= YOUR GOAL =
Locate each line of the material that contains "바랍니다", then return it.

— BEGIN DATA SUPPLIED —

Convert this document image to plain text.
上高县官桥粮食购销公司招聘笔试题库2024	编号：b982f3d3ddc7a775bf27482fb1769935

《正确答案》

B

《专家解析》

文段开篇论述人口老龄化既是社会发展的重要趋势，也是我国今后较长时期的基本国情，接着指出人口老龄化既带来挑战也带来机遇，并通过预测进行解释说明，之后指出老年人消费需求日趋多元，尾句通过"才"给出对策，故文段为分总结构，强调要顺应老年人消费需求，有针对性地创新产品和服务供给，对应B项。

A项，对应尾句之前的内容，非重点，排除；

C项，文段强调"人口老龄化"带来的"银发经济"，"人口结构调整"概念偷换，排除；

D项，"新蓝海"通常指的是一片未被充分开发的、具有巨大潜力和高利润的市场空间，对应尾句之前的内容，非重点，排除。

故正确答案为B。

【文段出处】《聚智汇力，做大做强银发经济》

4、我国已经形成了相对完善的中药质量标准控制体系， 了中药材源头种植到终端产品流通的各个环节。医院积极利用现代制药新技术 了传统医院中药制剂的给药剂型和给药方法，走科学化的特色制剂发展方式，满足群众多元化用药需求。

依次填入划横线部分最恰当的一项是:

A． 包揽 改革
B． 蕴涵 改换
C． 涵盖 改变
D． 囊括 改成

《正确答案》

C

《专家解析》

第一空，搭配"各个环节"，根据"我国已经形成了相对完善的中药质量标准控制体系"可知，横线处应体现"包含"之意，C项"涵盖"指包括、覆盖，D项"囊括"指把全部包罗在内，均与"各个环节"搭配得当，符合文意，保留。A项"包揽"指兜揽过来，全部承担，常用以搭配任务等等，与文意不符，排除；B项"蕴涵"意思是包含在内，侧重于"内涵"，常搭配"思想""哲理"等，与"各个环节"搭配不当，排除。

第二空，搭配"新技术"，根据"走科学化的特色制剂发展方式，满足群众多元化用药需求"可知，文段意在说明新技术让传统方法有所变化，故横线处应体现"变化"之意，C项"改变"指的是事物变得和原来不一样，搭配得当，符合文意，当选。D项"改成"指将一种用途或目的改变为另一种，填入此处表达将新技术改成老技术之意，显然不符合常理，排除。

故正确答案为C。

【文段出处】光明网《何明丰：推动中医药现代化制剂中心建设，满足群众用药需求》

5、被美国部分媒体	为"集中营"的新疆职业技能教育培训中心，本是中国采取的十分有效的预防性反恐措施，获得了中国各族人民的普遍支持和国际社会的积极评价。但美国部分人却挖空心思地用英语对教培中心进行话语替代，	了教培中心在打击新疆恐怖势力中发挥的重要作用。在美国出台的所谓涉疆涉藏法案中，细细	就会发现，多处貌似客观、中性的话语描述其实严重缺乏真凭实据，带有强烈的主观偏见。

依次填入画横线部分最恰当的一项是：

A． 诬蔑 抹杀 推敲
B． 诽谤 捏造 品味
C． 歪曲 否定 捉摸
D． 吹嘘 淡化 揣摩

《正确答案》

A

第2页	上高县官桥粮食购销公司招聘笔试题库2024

— END DATA SUPPLIED —
— BEGIN DATA SUPPLIED —

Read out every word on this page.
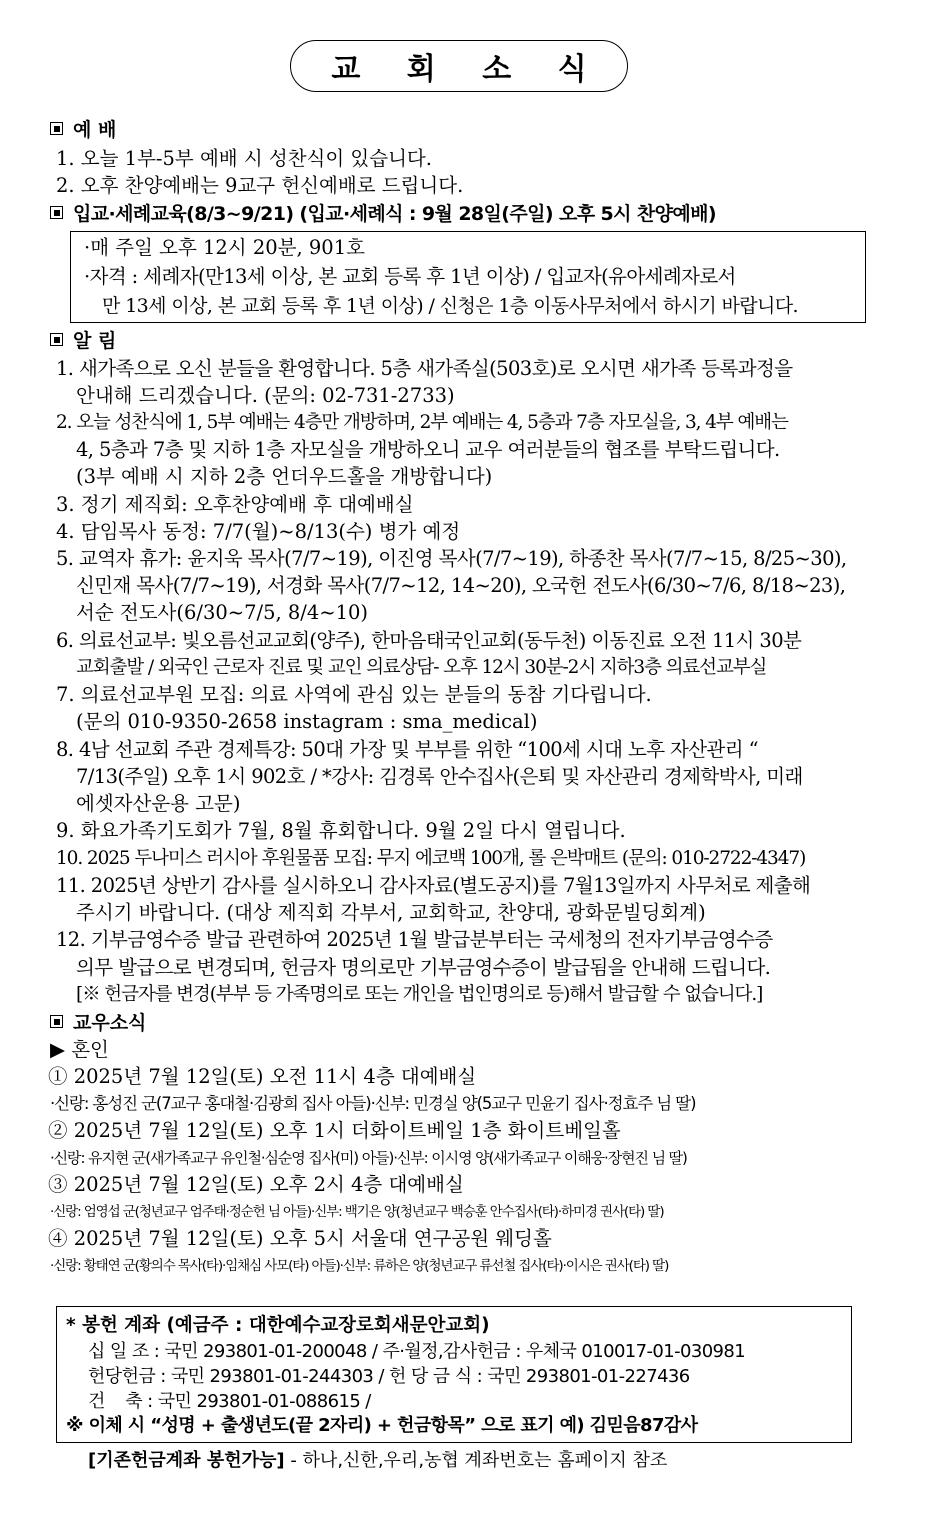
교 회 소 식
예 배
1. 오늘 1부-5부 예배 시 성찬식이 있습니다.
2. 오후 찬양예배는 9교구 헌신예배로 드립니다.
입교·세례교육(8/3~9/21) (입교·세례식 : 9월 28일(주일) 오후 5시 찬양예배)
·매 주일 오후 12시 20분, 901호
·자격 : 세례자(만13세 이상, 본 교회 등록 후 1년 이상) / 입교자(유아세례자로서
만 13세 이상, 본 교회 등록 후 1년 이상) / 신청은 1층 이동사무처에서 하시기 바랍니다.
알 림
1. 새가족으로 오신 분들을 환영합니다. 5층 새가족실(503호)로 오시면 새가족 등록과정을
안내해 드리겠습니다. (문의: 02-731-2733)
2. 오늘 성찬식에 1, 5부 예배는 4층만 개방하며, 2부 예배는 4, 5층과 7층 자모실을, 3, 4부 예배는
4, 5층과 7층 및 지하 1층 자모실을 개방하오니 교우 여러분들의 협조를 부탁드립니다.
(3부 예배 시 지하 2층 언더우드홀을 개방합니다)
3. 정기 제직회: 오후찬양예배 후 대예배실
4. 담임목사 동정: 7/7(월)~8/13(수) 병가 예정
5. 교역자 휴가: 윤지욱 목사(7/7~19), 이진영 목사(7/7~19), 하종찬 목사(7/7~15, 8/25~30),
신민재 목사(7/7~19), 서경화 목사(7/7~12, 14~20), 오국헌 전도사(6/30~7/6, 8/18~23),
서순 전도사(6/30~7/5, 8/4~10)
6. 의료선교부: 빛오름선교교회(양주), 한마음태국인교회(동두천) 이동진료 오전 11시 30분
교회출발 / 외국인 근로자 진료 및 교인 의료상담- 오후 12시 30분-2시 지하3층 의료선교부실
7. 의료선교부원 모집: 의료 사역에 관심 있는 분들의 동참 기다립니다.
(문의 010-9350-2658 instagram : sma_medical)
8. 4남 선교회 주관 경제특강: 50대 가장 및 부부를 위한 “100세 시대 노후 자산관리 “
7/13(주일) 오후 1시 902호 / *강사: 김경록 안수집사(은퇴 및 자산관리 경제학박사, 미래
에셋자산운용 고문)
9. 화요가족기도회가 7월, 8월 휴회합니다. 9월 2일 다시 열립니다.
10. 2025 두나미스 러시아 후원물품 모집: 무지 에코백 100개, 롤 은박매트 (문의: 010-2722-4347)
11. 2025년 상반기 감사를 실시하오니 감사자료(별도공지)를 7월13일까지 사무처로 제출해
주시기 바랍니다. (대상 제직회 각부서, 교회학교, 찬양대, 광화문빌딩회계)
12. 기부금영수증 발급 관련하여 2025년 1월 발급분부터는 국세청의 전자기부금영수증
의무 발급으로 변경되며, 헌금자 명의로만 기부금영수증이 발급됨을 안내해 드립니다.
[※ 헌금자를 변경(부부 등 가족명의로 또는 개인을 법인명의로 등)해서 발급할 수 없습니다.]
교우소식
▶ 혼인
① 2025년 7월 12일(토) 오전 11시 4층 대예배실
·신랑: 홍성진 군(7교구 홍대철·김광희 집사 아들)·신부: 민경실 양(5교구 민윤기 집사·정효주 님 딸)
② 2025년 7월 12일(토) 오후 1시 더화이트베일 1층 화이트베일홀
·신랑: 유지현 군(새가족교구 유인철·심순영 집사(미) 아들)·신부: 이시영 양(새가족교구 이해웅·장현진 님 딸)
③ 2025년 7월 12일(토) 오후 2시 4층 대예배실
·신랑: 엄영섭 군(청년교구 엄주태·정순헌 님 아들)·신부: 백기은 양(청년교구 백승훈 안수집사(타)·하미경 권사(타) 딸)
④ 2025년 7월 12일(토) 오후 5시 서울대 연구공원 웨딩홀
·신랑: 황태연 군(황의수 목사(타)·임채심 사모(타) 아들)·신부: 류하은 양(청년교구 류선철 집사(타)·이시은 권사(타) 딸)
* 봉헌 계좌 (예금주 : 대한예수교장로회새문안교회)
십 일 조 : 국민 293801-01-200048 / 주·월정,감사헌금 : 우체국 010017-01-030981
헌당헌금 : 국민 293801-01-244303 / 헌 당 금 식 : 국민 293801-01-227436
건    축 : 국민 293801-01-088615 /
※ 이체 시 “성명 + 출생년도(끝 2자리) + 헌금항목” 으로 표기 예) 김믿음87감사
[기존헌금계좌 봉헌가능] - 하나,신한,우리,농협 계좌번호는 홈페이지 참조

— END DATA SUPPLIED —
— BEGIN DATA SUPPLIED —

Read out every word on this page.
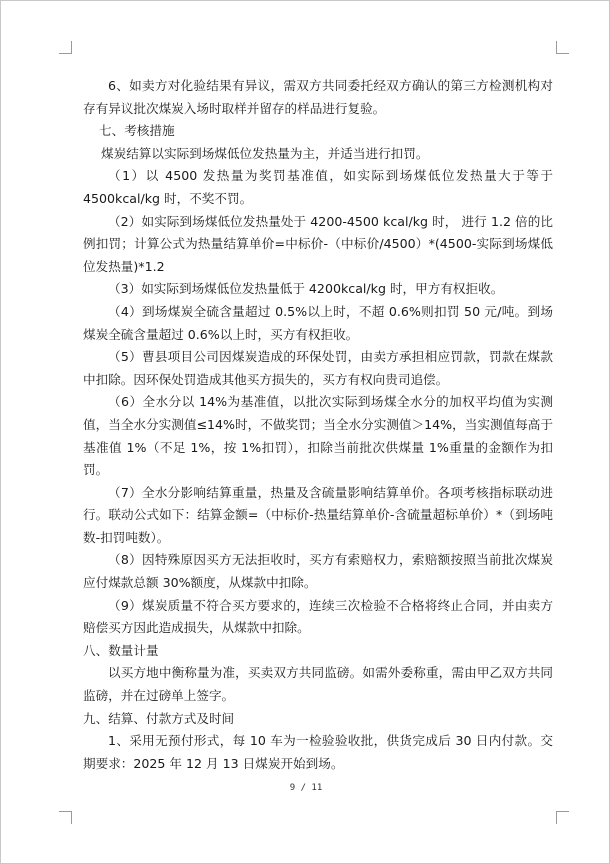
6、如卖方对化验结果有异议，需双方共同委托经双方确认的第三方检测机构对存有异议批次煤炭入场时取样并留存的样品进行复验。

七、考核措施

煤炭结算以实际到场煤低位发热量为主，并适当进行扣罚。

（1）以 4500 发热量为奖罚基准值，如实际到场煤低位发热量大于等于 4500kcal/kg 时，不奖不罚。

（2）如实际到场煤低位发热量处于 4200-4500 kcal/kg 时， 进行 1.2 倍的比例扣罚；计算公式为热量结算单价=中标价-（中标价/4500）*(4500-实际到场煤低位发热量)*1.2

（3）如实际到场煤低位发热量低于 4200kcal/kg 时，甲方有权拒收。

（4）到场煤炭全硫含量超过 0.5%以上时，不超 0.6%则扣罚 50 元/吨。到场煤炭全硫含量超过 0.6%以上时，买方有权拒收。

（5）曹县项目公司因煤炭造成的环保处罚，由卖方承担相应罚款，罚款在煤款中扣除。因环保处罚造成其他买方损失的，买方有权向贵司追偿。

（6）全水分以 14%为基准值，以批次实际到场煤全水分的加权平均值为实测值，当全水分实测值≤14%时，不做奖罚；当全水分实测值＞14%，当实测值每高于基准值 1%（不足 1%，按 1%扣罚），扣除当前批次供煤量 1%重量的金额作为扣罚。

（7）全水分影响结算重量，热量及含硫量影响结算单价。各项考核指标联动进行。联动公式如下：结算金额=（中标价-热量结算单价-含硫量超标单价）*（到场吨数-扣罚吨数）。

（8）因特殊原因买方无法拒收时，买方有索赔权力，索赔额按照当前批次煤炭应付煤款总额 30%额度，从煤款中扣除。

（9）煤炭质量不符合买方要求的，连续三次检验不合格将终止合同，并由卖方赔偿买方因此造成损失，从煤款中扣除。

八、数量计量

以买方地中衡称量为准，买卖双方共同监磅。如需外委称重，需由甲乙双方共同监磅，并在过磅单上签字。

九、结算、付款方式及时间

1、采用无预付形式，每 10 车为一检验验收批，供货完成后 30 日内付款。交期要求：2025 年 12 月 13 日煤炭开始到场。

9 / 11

— END DATA SUPPLIED —

= EXERCISE RESULT =
만 13세 이상, 본 교회 등록 후 1년 이상) / 신청은 1층 이동사무처에서 하시기 바랍니다.
주시기 바랍니다. (대상 제직회 각부서, 교회학교, 찬양대, 광화문빌딩회계)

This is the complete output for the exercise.